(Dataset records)
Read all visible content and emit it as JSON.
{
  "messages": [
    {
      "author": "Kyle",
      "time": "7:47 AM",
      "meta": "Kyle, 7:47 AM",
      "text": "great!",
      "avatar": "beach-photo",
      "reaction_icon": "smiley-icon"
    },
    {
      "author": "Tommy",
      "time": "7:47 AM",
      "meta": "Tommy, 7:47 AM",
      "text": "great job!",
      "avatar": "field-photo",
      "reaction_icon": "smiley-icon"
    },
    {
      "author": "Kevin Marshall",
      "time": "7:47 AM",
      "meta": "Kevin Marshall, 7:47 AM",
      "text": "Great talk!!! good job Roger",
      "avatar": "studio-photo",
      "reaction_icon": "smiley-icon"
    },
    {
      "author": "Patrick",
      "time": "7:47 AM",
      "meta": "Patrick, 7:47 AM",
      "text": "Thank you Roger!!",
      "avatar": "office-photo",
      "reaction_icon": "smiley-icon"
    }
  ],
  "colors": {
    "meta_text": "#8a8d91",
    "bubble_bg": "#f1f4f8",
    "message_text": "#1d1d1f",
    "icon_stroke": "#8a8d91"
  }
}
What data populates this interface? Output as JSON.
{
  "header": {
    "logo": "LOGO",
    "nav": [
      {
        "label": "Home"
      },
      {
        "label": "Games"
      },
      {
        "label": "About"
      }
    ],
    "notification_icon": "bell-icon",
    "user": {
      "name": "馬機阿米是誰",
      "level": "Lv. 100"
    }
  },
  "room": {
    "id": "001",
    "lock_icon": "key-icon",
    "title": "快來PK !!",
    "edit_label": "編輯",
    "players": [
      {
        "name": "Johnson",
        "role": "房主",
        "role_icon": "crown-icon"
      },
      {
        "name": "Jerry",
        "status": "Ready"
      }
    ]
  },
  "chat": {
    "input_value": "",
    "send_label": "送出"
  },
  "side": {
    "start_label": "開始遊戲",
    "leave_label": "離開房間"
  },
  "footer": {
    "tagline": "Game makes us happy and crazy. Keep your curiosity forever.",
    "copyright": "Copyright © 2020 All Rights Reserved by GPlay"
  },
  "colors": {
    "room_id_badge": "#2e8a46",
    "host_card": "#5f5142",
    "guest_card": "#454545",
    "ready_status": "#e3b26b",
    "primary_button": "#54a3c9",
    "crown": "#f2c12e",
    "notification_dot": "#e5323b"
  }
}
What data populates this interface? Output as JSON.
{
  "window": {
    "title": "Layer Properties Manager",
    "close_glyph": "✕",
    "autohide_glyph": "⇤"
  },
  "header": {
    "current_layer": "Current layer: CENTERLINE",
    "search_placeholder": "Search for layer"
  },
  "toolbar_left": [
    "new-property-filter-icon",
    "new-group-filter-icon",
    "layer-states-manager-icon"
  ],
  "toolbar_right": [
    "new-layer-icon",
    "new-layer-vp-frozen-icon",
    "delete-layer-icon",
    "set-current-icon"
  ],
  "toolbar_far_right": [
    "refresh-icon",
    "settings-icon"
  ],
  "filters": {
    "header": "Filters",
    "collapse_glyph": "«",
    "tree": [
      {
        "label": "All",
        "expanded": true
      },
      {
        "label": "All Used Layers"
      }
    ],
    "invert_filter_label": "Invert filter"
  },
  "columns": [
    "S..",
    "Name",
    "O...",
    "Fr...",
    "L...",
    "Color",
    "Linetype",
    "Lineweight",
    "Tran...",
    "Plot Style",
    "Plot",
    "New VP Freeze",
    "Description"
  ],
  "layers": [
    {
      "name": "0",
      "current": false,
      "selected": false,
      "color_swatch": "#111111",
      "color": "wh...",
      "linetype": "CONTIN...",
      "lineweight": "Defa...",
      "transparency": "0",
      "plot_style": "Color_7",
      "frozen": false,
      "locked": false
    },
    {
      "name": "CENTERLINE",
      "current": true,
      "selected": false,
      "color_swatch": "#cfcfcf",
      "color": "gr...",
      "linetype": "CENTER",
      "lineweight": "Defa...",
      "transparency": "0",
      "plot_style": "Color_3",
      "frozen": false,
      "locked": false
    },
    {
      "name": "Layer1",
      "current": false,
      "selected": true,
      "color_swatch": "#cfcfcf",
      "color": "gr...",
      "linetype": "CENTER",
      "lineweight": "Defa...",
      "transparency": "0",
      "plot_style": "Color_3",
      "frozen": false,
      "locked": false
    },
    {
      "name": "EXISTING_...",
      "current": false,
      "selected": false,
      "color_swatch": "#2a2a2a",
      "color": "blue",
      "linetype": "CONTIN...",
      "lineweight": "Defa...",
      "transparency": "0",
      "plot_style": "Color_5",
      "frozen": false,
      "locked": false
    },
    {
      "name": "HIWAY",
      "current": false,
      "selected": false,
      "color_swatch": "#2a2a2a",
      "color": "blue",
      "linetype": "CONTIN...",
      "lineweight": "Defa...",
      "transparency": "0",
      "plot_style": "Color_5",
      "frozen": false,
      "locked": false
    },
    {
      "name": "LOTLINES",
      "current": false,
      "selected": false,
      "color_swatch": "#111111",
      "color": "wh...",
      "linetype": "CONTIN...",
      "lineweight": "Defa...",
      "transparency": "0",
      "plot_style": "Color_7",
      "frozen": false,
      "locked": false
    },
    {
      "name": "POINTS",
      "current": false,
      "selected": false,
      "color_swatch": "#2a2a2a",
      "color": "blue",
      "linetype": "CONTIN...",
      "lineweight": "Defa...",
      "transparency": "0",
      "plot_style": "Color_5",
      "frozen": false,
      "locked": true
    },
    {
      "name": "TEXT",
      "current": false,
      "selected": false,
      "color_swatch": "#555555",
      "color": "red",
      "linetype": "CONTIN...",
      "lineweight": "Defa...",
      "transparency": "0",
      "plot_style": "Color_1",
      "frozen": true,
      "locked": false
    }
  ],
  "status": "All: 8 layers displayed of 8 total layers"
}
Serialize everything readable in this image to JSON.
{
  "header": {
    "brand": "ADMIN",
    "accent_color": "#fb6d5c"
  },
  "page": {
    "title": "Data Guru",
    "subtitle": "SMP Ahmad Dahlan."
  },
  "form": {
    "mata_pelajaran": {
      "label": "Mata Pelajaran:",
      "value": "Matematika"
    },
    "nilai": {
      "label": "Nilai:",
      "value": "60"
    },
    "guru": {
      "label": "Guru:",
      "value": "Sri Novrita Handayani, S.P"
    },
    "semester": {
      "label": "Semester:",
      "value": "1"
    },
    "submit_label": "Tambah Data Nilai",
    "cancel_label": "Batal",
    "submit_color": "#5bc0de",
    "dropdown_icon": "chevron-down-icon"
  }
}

DESCRIPTION OF THE TASK
Copy each record from above exactly, and include every line.

OUTPUT
Read all visible content and emit it as JSON.
{
  "messages": [
    {
      "author": "Kyle",
      "time": "7:47 AM",
      "meta": "Kyle, 7:47 AM",
      "text": "great!",
      "avatar": "beach-photo",
      "reaction_icon": "smiley-icon"
    },
    {
      "author": "Tommy",
      "time": "7:47 AM",
      "meta": "Tommy, 7:47 AM",
      "text": "great job!",
      "avatar": "field-photo",
      "reaction_icon": "smiley-icon"
    },
    {
      "author": "Kevin Marshall",
      "time": "7:47 AM",
      "meta": "Kevin Marshall, 7:47 AM",
      "text": "Great talk!!! good job Roger",
      "avatar": "studio-photo",
      "reaction_icon": "smiley-icon"
    },
    {
      "author": "Patrick",
      "time": "7:47 AM",
      "meta": "Patrick, 7:47 AM",
      "text": "Thank you Roger!!",
      "avatar": "office-photo",
      "reaction_icon": "smiley-icon"
    }
  ],
  "colors": {
    "meta_text": "#8a8d91",
    "bubble_bg": "#f1f4f8",
    "message_text": "#1d1d1f",
    "icon_stroke": "#8a8d91"
  }
}
What data populates this interface? Output as JSON.
{
  "header": {
    "logo": "LOGO",
    "nav": [
      {
        "label": "Home"
      },
      {
        "label": "Games"
      },
      {
        "label": "About"
      }
    ],
    "notification_icon": "bell-icon",
    "user": {
      "name": "馬機阿米是誰",
      "level": "Lv. 100"
    }
  },
  "room": {
    "id": "001",
    "lock_icon": "key-icon",
    "title": "快來PK !!",
    "edit_label": "編輯",
    "players": [
      {
        "name": "Johnson",
        "role": "房主",
        "role_icon": "crown-icon"
      },
      {
        "name": "Jerry",
        "status": "Ready"
      }
    ]
  },
  "chat": {
    "input_value": "",
    "send_label": "送出"
  },
  "side": {
    "start_label": "開始遊戲",
    "leave_label": "離開房間"
  },
  "footer": {
    "tagline": "Game makes us happy and crazy. Keep your curiosity forever.",
    "copyright": "Copyright © 2020 All Rights Reserved by GPlay"
  },
  "colors": {
    "room_id_badge": "#2e8a46",
    "host_card": "#5f5142",
    "guest_card": "#454545",
    "ready_status": "#e3b26b",
    "primary_button": "#54a3c9",
    "crown": "#f2c12e",
    "notification_dot": "#e5323b"
  }
}
What data populates this interface? Output as JSON.
{
  "window": {
    "title": "Layer Properties Manager",
    "close_glyph": "✕",
    "autohide_glyph": "⇤"
  },
  "header": {
    "current_layer": "Current layer: CENTERLINE",
    "search_placeholder": "Search for layer"
  },
  "toolbar_left": [
    "new-property-filter-icon",
    "new-group-filter-icon",
    "layer-states-manager-icon"
  ],
  "toolbar_right": [
    "new-layer-icon",
    "new-layer-vp-frozen-icon",
    "delete-layer-icon",
    "set-current-icon"
  ],
  "toolbar_far_right": [
    "refresh-icon",
    "settings-icon"
  ],
  "filters": {
    "header": "Filters",
    "collapse_glyph": "«",
    "tree": [
      {
        "label": "All",
        "expanded": true
      },
      {
        "label": "All Used Layers"
      }
    ],
    "invert_filter_label": "Invert filter"
  },
  "columns": [
    "S..",
    "Name",
    "O...",
    "Fr...",
    "L...",
    "Color",
    "Linetype",
    "Lineweight",
    "Tran...",
    "Plot Style",
    "Plot",
    "New VP Freeze",
    "Description"
  ],
  "layers": [
    {
      "name": "0",
      "current": false,
      "selected": false,
      "color_swatch": "#111111",
      "color": "wh...",
      "linetype": "CONTIN...",
      "lineweight": "Defa...",
      "transparency": "0",
      "plot_style": "Color_7",
      "frozen": false,
      "locked": false
    },
    {
      "name": "CENTERLINE",
      "current": true,
      "selected": false,
      "color_swatch": "#cfcfcf",
      "color": "gr...",
      "linetype": "CENTER",
      "lineweight": "Defa...",
      "transparency": "0",
      "plot_style": "Color_3",
      "frozen": false,
      "locked": false
    },
    {
      "name": "Layer1",
      "current": false,
      "selected": true,
      "color_swatch": "#cfcfcf",
      "color": "gr...",
      "linetype": "CENTER",
      "lineweight": "Defa...",
      "transparency": "0",
      "plot_style": "Color_3",
      "frozen": false,
      "locked": false
    },
    {
      "name": "EXISTING_...",
      "current": false,
      "selected": false,
      "color_swatch": "#2a2a2a",
      "color": "blue",
      "linetype": "CONTIN...",
      "lineweight": "Defa...",
      "transparency": "0",
      "plot_style": "Color_5",
      "frozen": false,
      "locked": false
    },
    {
      "name": "HIWAY",
      "current": false,
      "selected": false,
      "color_swatch": "#2a2a2a",
      "color": "blue",
      "linetype": "CONTIN...",
      "lineweight": "Defa...",
      "transparency": "0",
      "plot_style": "Color_5",
      "frozen": false,
      "locked": false
    },
    {
      "name": "LOTLINES",
      "current": false,
      "selected": false,
      "color_swatch": "#111111",
      "color": "wh...",
      "linetype": "CONTIN...",
      "lineweight": "Defa...",
      "transparency": "0",
      "plot_style": "Color_7",
      "frozen": false,
      "locked": false
    },
    {
      "name": "POINTS",
      "current": false,
      "selected": false,
      "color_swatch": "#2a2a2a",
      "color": "blue",
      "linetype": "CONTIN...",
      "lineweight": "Defa...",
      "transparency": "0",
      "plot_style": "Color_5",
      "frozen": false,
      "locked": true
    },
    {
      "name": "TEXT",
      "current": false,
      "selected": false,
      "color_swatch": "#555555",
      "color": "red",
      "linetype": "CONTIN...",
      "lineweight": "Defa...",
      "transparency": "0",
      "plot_style": "Color_1",
      "frozen": true,
      "locked": false
    }
  ],
  "status": "All: 8 layers displayed of 8 total layers"
}
Serialize everything readable in this image to JSON.
{
  "header": {
    "brand": "ADMIN",
    "accent_color": "#fb6d5c"
  },
  "page": {
    "title": "Data Guru",
    "subtitle": "SMP Ahmad Dahlan."
  },
  "form": {
    "mata_pelajaran": {
      "label": "Mata Pelajaran:",
      "value": "Matematika"
    },
    "nilai": {
      "label": "Nilai:",
      "value": "60"
    },
    "guru": {
      "label": "Guru:",
      "value": "Sri Novrita Handayani, S.P"
    },
    "semester": {
      "label": "Semester:",
      "value": "1"
    },
    "submit_label": "Tambah Data Nilai",
    "cancel_label": "Batal",
    "submit_color": "#5bc0de",
    "dropdown_icon": "chevron-down-icon"
  }
}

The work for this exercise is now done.